▶ [Problem statement]:
Output all the entries word for word. Omit the pictures.

▶ [Saved data entries]:
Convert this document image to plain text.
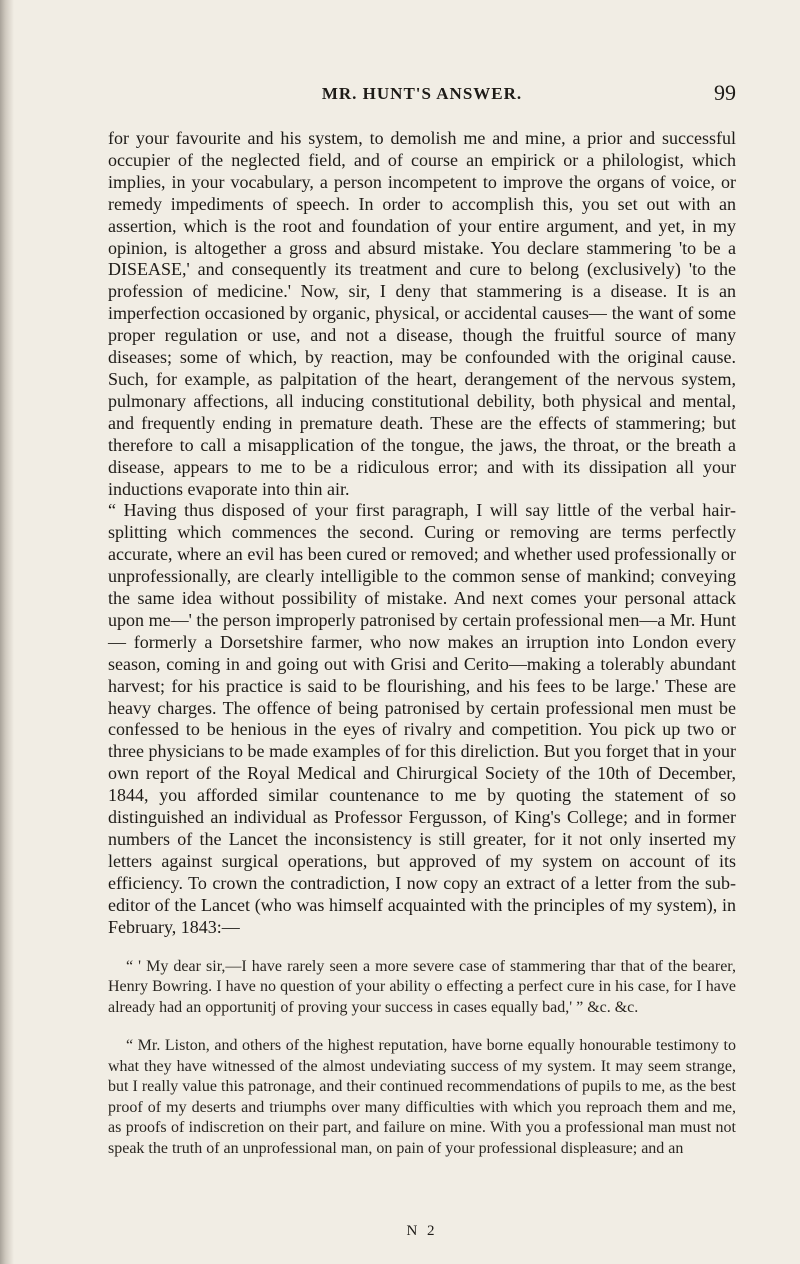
MR. HUNT'S ANSWER.	99

for your favourite and his system, to demolish me and mine, a prior and successful occupier of the neglected field, and of course an empirick or a philologist, which implies, in your vocabulary, a person incompetent to improve the organs of voice, or remedy impediments of speech. In order to accomplish this, you set out with an assertion, which is the root and foundation of your entire argument, and yet, in my opinion, is altogether a gross and absurd mistake. You declare stammering 'to be a DISEASE,' and consequently its treatment and cure to belong (exclusively) 'to the profession of medicine.' Now, sir, I deny that stammering is a disease. It is an imperfection occasioned by organic, physical, or accidental causes— the want of some proper regulation or use, and not a disease, though the fruitful source of many diseases; some of which, by reaction, may be confounded with the original cause. Such, for example, as palpitation of the heart, derangement of the nervous system, pulmonary affections, all inducing constitutional debility, both physical and mental, and frequently ending in premature death. These are the effects of stammering; but therefore to call a misapplication of the tongue, the jaws, the throat, or the breath a disease, appears to me to be a ridiculous error; and with its dissipation all your inductions evaporate into thin air.

“ Having thus disposed of your first paragraph, I will say little of the verbal hair-splitting which commences the second. Curing or removing are terms perfectly accurate, where an evil has been cured or removed; and whether used professionally or unprofessionally, are clearly intelligible to the common sense of mankind; conveying the same idea without possibility of mistake. And next comes your personal attack upon me—' the person improperly patronised by certain professional men—a Mr. Hunt— formerly a Dorsetshire farmer, who now makes an irruption into London every season, coming in and going out with Grisi and Cerito—making a tolerably abundant harvest; for his practice is said to be flourishing, and his fees to be large.' These are heavy charges. The offence of being patronised by certain professional men must be confessed to be henious in the eyes of rivalry and competition. You pick up two or three physicians to be made examples of for this direliction. But you forget that in your own report of the Royal Medical and Chirurgical Society of the 10th of December, 1844, you afforded similar countenance to me by quoting the statement of so distinguished an individual as Professor Fergusson, of King's College; and in former numbers of the Lancet the inconsistency is still greater, for it not only inserted my letters against surgical operations, but approved of my system on account of its efficiency. To crown the contradiction, I now copy an extract of a letter from the sub-editor of the Lancet (who was himself acquainted with the principles of my system), in February, 1843:—

“ ' My dear sir,—I have rarely seen a more severe case of stammering thar that of the bearer, Henry Bowring. I have no question of your ability o effecting a perfect cure in his case, for I have already had an opportunitј of proving your success in cases equally bad,' ” &c. &c.

“ Mr. Liston, and others of the highest reputation, have borne equally honourable testimony to what they have witnessed of the almost undeviating success of my system. It may seem strange, but I really value this patronage, and their continued recommendations of pupils to me, as the best proof of my deserts and triumphs over many difficulties with which you reproach them and me, as proofs of indiscretion on their part, and failure on mine. With you a professional man must not speak the truth of an unprofessional man, on pain of your professional displeasure; and an

N 2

▶ [In response]:
Convert this document image to plain text.
MR. HUNT'S ANSWER.	99

for your favourite and his system, to demolish me and mine, a prior and successful occupier of the neglected field, and of course an empirick or a philologist, which implies, in your vocabulary, a person incompetent to improve the organs of voice, or remedy impediments of speech. In order to accomplish this, you set out with an assertion, which is the root and foundation of your entire argument, and yet, in my opinion, is altogether a gross and absurd mistake. You declare stammering 'to be a DISEASE,' and consequently its treatment and cure to belong (exclusively) 'to the profession of medicine.' Now, sir, I deny that stammering is a disease. It is an imperfection occasioned by organic, physical, or accidental causes— the want of some proper regulation or use, and not a disease, though the fruitful source of many diseases; some of which, by reaction, may be confounded with the original cause. Such, for example, as palpitation of the heart, derangement of the nervous system, pulmonary affections, all inducing constitutional debility, both physical and mental, and frequently ending in premature death. These are the effects of stammering; but therefore to call a misapplication of the tongue, the jaws, the throat, or the breath a disease, appears to me to be a ridiculous error; and with its dissipation all your inductions evaporate into thin air.

“ Having thus disposed of your first paragraph, I will say little of the verbal hair-splitting which commences the second. Curing or removing are terms perfectly accurate, where an evil has been cured or removed; and whether used professionally or unprofessionally, are clearly intelligible to the common sense of mankind; conveying the same idea without possibility of mistake. And next comes your personal attack upon me—' the person improperly patronised by certain professional men—a Mr. Hunt— formerly a Dorsetshire farmer, who now makes an irruption into London every season, coming in and going out with Grisi and Cerito—making a tolerably abundant harvest; for his practice is said to be flourishing, and his fees to be large.' These are heavy charges. The offence of being patronised by certain professional men must be confessed to be henious in the eyes of rivalry and competition. You pick up two or three physicians to be made examples of for this direliction. But you forget that in your own report of the Royal Medical and Chirurgical Society of the 10th of December, 1844, you afforded similar countenance to me by quoting the statement of so distinguished an individual as Professor Fergusson, of King's College; and in former numbers of the Lancet the inconsistency is still greater, for it not only inserted my letters against surgical operations, but approved of my system on account of its efficiency. To crown the contradiction, I now copy an extract of a letter from the sub-editor of the Lancet (who was himself acquainted with the principles of my system), in February, 1843:—

“ ' My dear sir,—I have rarely seen a more severe case of stammering thar that of the bearer, Henry Bowring. I have no question of your ability o effecting a perfect cure in his case, for I have already had an opportunitј of proving your success in cases equally bad,' ” &c. &c.

“ Mr. Liston, and others of the highest reputation, have borne equally honourable testimony to what they have witnessed of the almost undeviating success of my system. It may seem strange, but I really value this patronage, and their continued recommendations of pupils to me, as the best proof of my deserts and triumphs over many difficulties with which you reproach them and me, as proofs of indiscretion on their part, and failure on mine. With you a professional man must not speak the truth of an unprofessional man, on pain of your professional displeasure; and an

N 2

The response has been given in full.